Figure dataset records
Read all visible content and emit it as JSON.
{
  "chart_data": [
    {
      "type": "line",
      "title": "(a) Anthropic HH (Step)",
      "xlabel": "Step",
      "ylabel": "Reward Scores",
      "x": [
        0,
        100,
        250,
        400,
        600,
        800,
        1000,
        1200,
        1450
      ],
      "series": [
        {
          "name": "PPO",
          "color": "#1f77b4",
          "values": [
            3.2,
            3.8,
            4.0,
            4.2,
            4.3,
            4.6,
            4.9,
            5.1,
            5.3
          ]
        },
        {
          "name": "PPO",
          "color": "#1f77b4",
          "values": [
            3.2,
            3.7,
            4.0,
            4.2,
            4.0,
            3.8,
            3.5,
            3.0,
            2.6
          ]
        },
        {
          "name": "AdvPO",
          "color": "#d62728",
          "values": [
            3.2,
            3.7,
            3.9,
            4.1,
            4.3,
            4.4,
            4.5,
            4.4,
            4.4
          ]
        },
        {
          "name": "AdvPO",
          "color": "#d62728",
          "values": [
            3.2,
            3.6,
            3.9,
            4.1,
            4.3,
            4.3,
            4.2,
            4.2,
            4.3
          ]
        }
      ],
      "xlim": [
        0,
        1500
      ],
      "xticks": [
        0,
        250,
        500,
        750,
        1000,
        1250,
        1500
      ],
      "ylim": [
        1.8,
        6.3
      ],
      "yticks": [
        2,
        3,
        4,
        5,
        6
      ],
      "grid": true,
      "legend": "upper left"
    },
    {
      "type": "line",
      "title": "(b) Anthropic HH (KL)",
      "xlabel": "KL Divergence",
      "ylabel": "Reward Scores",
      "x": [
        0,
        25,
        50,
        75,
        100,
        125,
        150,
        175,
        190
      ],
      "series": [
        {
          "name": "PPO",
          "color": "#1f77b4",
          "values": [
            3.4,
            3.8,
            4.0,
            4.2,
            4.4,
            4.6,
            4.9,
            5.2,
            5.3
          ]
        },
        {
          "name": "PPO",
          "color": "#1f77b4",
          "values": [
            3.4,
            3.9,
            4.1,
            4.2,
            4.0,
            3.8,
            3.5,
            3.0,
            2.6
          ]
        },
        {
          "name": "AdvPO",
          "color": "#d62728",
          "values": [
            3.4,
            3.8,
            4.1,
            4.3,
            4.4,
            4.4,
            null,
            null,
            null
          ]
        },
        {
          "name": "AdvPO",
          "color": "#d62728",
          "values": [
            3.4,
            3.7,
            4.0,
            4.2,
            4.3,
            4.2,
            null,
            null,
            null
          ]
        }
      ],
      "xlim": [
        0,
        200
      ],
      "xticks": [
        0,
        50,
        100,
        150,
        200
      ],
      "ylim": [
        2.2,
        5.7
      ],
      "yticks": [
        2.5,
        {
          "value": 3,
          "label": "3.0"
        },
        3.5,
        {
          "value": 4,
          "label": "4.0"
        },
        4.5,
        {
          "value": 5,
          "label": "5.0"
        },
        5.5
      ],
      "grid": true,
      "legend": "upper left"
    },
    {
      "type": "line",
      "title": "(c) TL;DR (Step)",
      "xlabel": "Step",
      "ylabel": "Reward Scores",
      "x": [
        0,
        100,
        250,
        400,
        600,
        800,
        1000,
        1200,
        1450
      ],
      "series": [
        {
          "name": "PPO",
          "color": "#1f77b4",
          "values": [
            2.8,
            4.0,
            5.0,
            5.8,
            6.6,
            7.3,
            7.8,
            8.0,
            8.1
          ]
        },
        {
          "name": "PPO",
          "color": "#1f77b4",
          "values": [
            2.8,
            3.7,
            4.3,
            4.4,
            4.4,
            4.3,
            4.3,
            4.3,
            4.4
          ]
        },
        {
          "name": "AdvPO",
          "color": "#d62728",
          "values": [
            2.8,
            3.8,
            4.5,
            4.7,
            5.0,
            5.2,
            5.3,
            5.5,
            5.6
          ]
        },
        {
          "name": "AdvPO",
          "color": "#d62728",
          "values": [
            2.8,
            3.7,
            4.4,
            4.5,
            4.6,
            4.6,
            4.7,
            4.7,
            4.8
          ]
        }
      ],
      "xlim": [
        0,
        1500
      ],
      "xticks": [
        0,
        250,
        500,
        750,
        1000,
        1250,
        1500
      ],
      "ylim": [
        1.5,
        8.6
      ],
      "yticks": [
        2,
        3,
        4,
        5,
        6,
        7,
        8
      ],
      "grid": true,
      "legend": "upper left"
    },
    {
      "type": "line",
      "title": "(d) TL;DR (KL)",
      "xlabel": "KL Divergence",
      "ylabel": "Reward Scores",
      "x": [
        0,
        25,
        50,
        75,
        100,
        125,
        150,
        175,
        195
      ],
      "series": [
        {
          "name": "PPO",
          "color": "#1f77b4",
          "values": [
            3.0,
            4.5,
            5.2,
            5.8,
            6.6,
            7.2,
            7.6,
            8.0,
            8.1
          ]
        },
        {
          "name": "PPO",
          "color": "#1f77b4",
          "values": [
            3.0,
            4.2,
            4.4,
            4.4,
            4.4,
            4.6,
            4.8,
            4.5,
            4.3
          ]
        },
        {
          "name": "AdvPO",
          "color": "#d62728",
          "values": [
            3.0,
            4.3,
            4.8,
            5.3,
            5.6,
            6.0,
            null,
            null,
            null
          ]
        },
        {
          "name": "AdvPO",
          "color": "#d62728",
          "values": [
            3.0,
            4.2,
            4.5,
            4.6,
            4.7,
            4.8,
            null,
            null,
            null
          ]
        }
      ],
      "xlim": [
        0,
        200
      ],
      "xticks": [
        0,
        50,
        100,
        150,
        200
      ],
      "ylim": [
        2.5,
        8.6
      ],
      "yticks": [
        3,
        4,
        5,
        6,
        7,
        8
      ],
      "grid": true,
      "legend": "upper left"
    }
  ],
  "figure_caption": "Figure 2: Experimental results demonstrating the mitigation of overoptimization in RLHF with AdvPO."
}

▶ _GIVEN INSTRUCTION_
Make an exact copy of all the data.

▶ _RIGHT ANSWER_
Read all visible content and emit it as JSON.
{
  "chart_data": [
    {
      "type": "line",
      "title": "(a) Anthropic HH (Step)",
      "xlabel": "Step",
      "ylabel": "Reward Scores",
      "x": [
        0,
        100,
        250,
        400,
        600,
        800,
        1000,
        1200,
        1450
      ],
      "series": [
        {
          "name": "PPO",
          "color": "#1f77b4",
          "values": [
            3.2,
            3.8,
            4.0,
            4.2,
            4.3,
            4.6,
            4.9,
            5.1,
            5.3
          ]
        },
        {
          "name": "PPO",
          "color": "#1f77b4",
          "values": [
            3.2,
            3.7,
            4.0,
            4.2,
            4.0,
            3.8,
            3.5,
            3.0,
            2.6
          ]
        },
        {
          "name": "AdvPO",
          "color": "#d62728",
          "values": [
            3.2,
            3.7,
            3.9,
            4.1,
            4.3,
            4.4,
            4.5,
            4.4,
            4.4
          ]
        },
        {
          "name": "AdvPO",
          "color": "#d62728",
          "values": [
            3.2,
            3.6,
            3.9,
            4.1,
            4.3,
            4.3,
            4.2,
            4.2,
            4.3
          ]
        }
      ],
      "xlim": [
        0,
        1500
      ],
      "xticks": [
        0,
        250,
        500,
        750,
        1000,
        1250,
        1500
      ],
      "ylim": [
        1.8,
        6.3
      ],
      "yticks": [
        2,
        3,
        4,
        5,
        6
      ],
      "grid": true,
      "legend": "upper left"
    },
    {
      "type": "line",
      "title": "(b) Anthropic HH (KL)",
      "xlabel": "KL Divergence",
      "ylabel": "Reward Scores",
      "x": [
        0,
        25,
        50,
        75,
        100,
        125,
        150,
        175,
        190
      ],
      "series": [
        {
          "name": "PPO",
          "color": "#1f77b4",
          "values": [
            3.4,
            3.8,
            4.0,
            4.2,
            4.4,
            4.6,
            4.9,
            5.2,
            5.3
          ]
        },
        {
          "name": "PPO",
          "color": "#1f77b4",
          "values": [
            3.4,
            3.9,
            4.1,
            4.2,
            4.0,
            3.8,
            3.5,
            3.0,
            2.6
          ]
        },
        {
          "name": "AdvPO",
          "color": "#d62728",
          "values": [
            3.4,
            3.8,
            4.1,
            4.3,
            4.4,
            4.4,
            null,
            null,
            null
          ]
        },
        {
          "name": "AdvPO",
          "color": "#d62728",
          "values": [
            3.4,
            3.7,
            4.0,
            4.2,
            4.3,
            4.2,
            null,
            null,
            null
          ]
        }
      ],
      "xlim": [
        0,
        200
      ],
      "xticks": [
        0,
        50,
        100,
        150,
        200
      ],
      "ylim": [
        2.2,
        5.7
      ],
      "yticks": [
        2.5,
        {
          "value": 3,
          "label": "3.0"
        },
        3.5,
        {
          "value": 4,
          "label": "4.0"
        },
        4.5,
        {
          "value": 5,
          "label": "5.0"
        },
        5.5
      ],
      "grid": true,
      "legend": "upper left"
    },
    {
      "type": "line",
      "title": "(c) TL;DR (Step)",
      "xlabel": "Step",
      "ylabel": "Reward Scores",
      "x": [
        0,
        100,
        250,
        400,
        600,
        800,
        1000,
        1200,
        1450
      ],
      "series": [
        {
          "name": "PPO",
          "color": "#1f77b4",
          "values": [
            2.8,
            4.0,
            5.0,
            5.8,
            6.6,
            7.3,
            7.8,
            8.0,
            8.1
          ]
        },
        {
          "name": "PPO",
          "color": "#1f77b4",
          "values": [
            2.8,
            3.7,
            4.3,
            4.4,
            4.4,
            4.3,
            4.3,
            4.3,
            4.4
          ]
        },
        {
          "name": "AdvPO",
          "color": "#d62728",
          "values": [
            2.8,
            3.8,
            4.5,
            4.7,
            5.0,
            5.2,
            5.3,
            5.5,
            5.6
          ]
        },
        {
          "name": "AdvPO",
          "color": "#d62728",
          "values": [
            2.8,
            3.7,
            4.4,
            4.5,
            4.6,
            4.6,
            4.7,
            4.7,
            4.8
          ]
        }
      ],
      "xlim": [
        0,
        1500
      ],
      "xticks": [
        0,
        250,
        500,
        750,
        1000,
        1250,
        1500
      ],
      "ylim": [
        1.5,
        8.6
      ],
      "yticks": [
        2,
        3,
        4,
        5,
        6,
        7,
        8
      ],
      "grid": true,
      "legend": "upper left"
    },
    {
      "type": "line",
      "title": "(d) TL;DR (KL)",
      "xlabel": "KL Divergence",
      "ylabel": "Reward Scores",
      "x": [
        0,
        25,
        50,
        75,
        100,
        125,
        150,
        175,
        195
      ],
      "series": [
        {
          "name": "PPO",
          "color": "#1f77b4",
          "values": [
            3.0,
            4.5,
            5.2,
            5.8,
            6.6,
            7.2,
            7.6,
            8.0,
            8.1
          ]
        },
        {
          "name": "PPO",
          "color": "#1f77b4",
          "values": [
            3.0,
            4.2,
            4.4,
            4.4,
            4.4,
            4.6,
            4.8,
            4.5,
            4.3
          ]
        },
        {
          "name": "AdvPO",
          "color": "#d62728",
          "values": [
            3.0,
            4.3,
            4.8,
            5.3,
            5.6,
            6.0,
            null,
            null,
            null
          ]
        },
        {
          "name": "AdvPO",
          "color": "#d62728",
          "values": [
            3.0,
            4.2,
            4.5,
            4.6,
            4.7,
            4.8,
            null,
            null,
            null
          ]
        }
      ],
      "xlim": [
        0,
        200
      ],
      "xticks": [
        0,
        50,
        100,
        150,
        200
      ],
      "ylim": [
        2.5,
        8.6
      ],
      "yticks": [
        3,
        4,
        5,
        6,
        7,
        8
      ],
      "grid": true,
      "legend": "upper left"
    }
  ],
  "figure_caption": "Figure 2: Experimental results demonstrating the mitigation of overoptimization in RLHF with AdvPO."
}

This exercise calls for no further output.